====== Data in this exercise
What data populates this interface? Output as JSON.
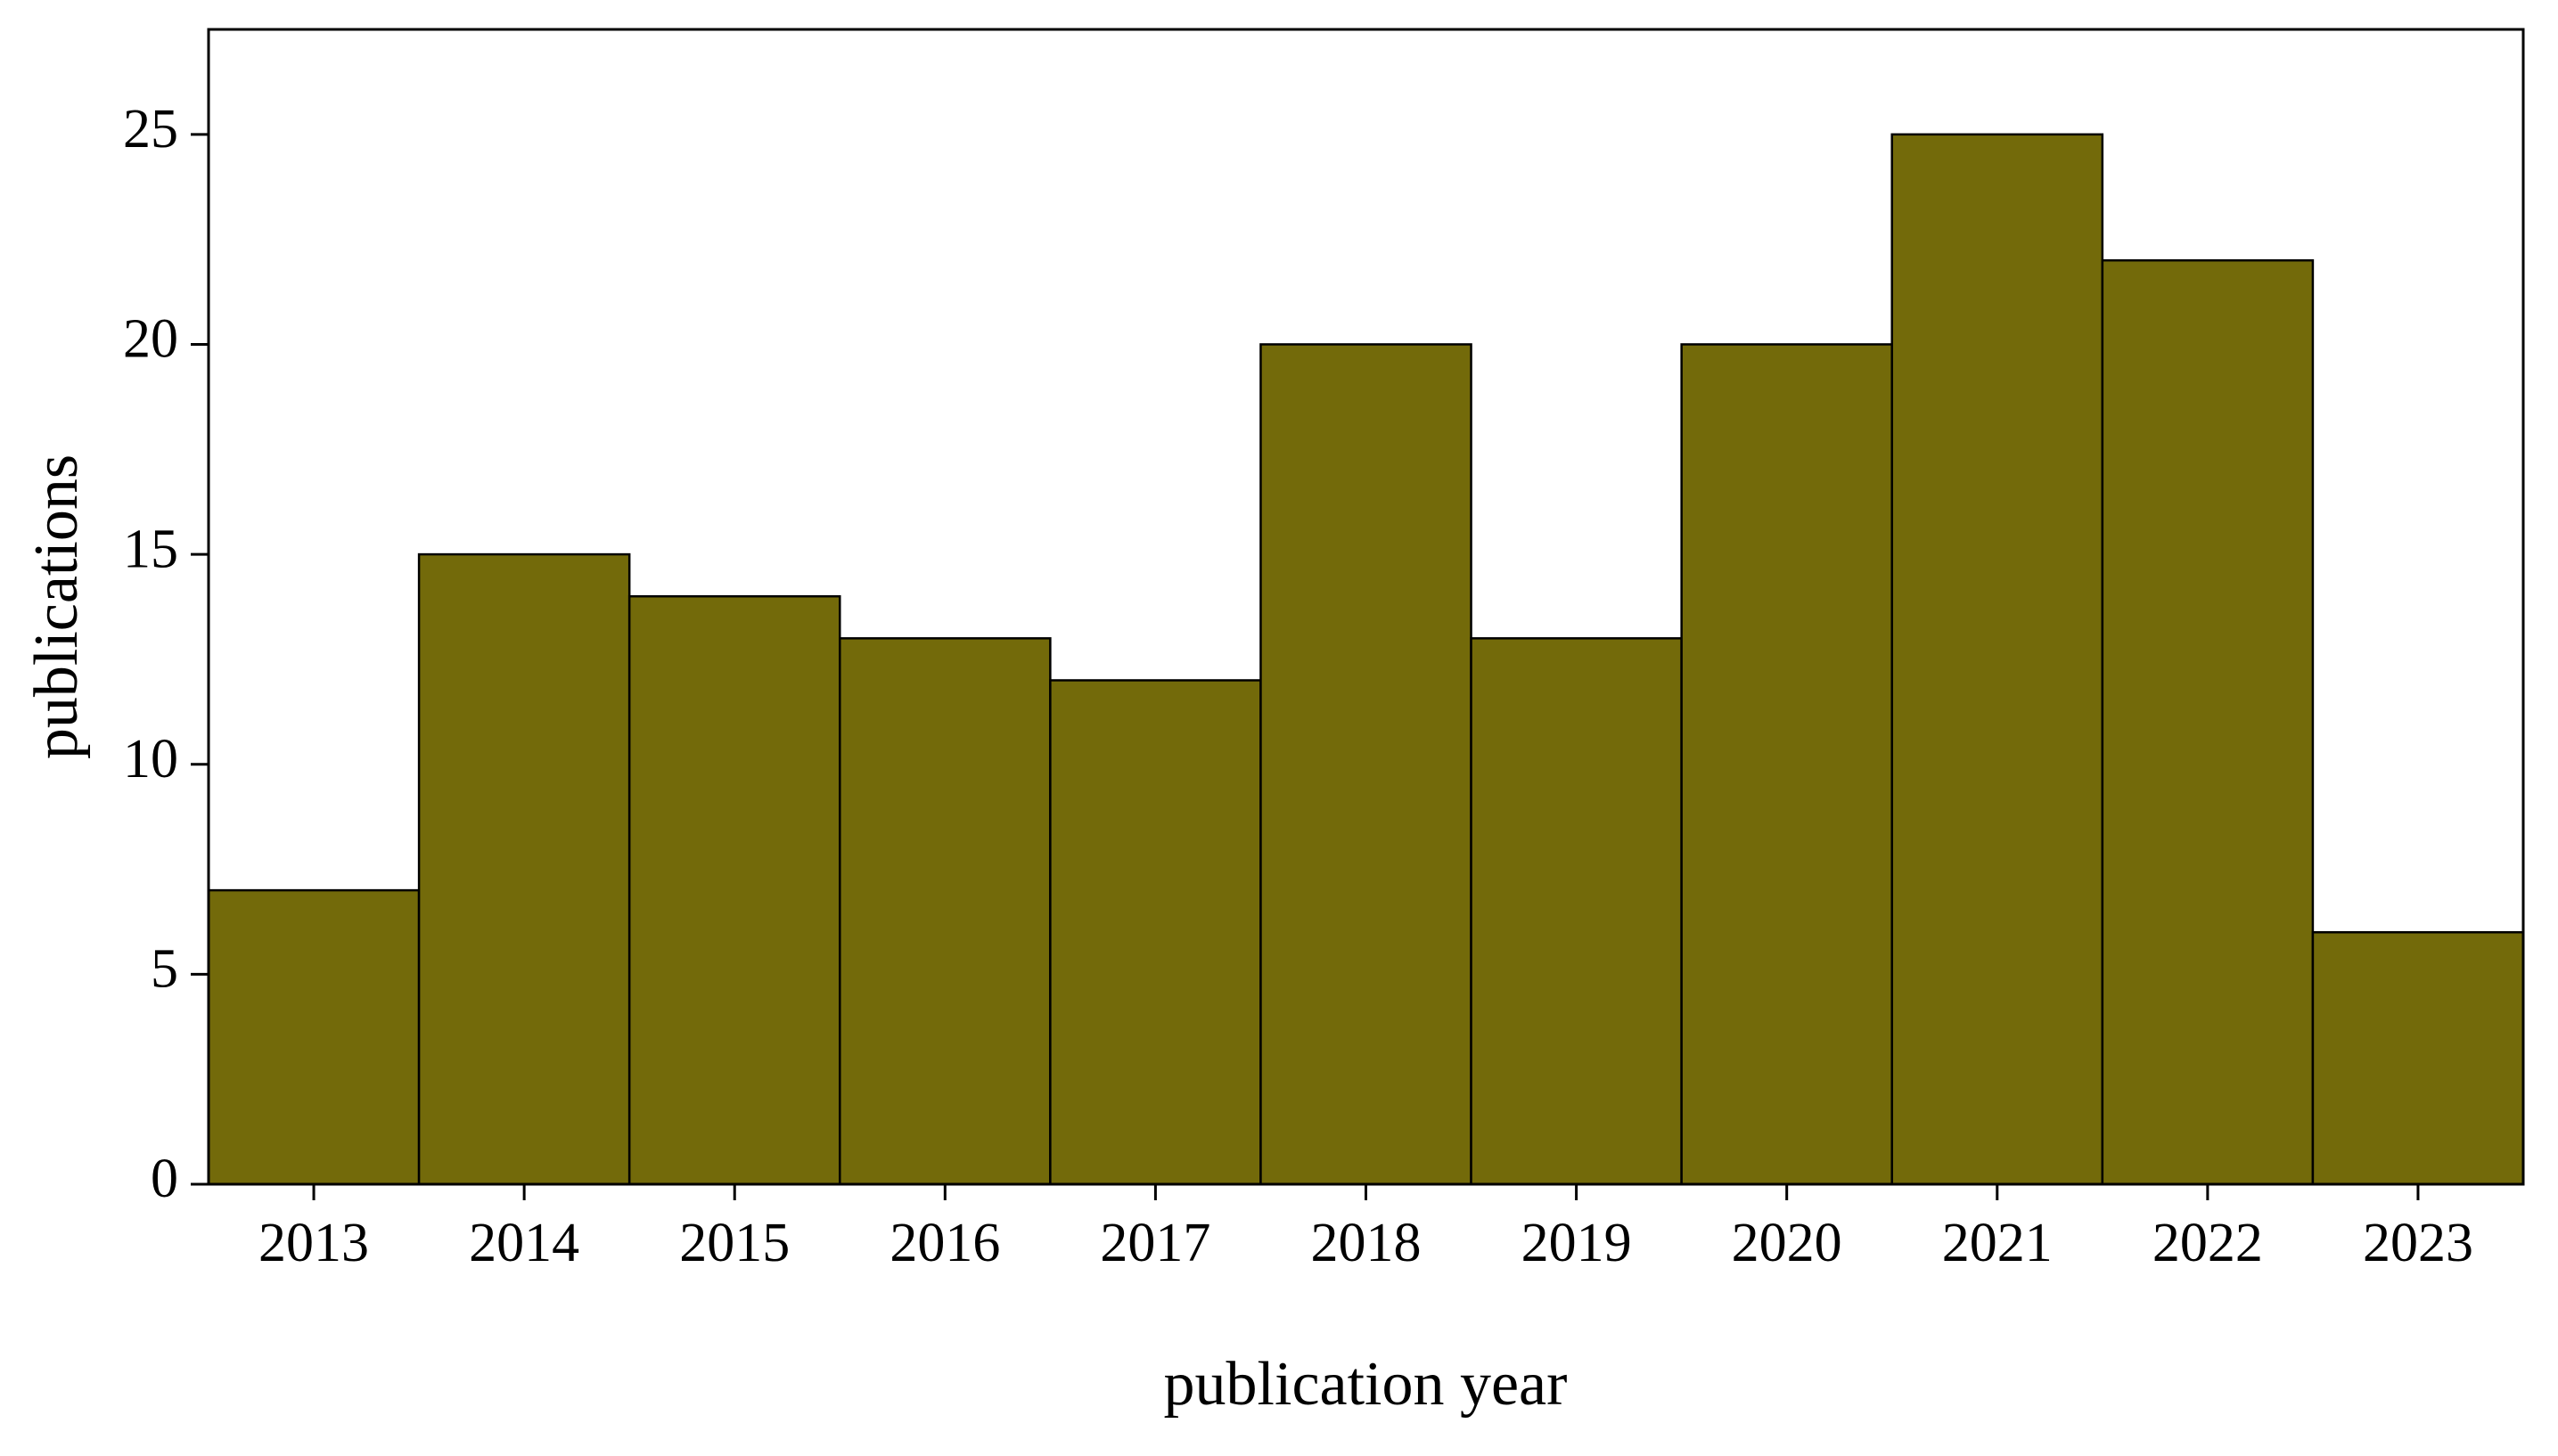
{
  "chart_data": {
    "type": "bar",
    "xlabel": "publication year",
    "ylabel": "publications",
    "categories": [
      "2013",
      "2014",
      "2015",
      "2016",
      "2017",
      "2018",
      "2019",
      "2020",
      "2021",
      "2022",
      "2023"
    ],
    "values": [
      7,
      15,
      14,
      13,
      12,
      20,
      13,
      20,
      25,
      22,
      6
    ],
    "color": "#736a0a",
    "ylim": [
      0,
      27.5
    ],
    "yticks": [
      0,
      5,
      10,
      15,
      20,
      25
    ],
    "grid": false
  }
}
============
→ **Work required**:
Omitting all images, retype each line of the records precisely.

→ **Written response**:
What data populates this interface? Output as JSON.
{
  "chart_data": {
    "type": "bar",
    "xlabel": "publication year",
    "ylabel": "publications",
    "categories": [
      "2013",
      "2014",
      "2015",
      "2016",
      "2017",
      "2018",
      "2019",
      "2020",
      "2021",
      "2022",
      "2023"
    ],
    "values": [
      7,
      15,
      14,
      13,
      12,
      20,
      13,
      20,
      25,
      22,
      6
    ],
    "color": "#736a0a",
    "ylim": [
      0,
      27.5
    ],
    "yticks": [
      0,
      5,
      10,
      15,
      20,
      25
    ],
    "grid": false
  }
}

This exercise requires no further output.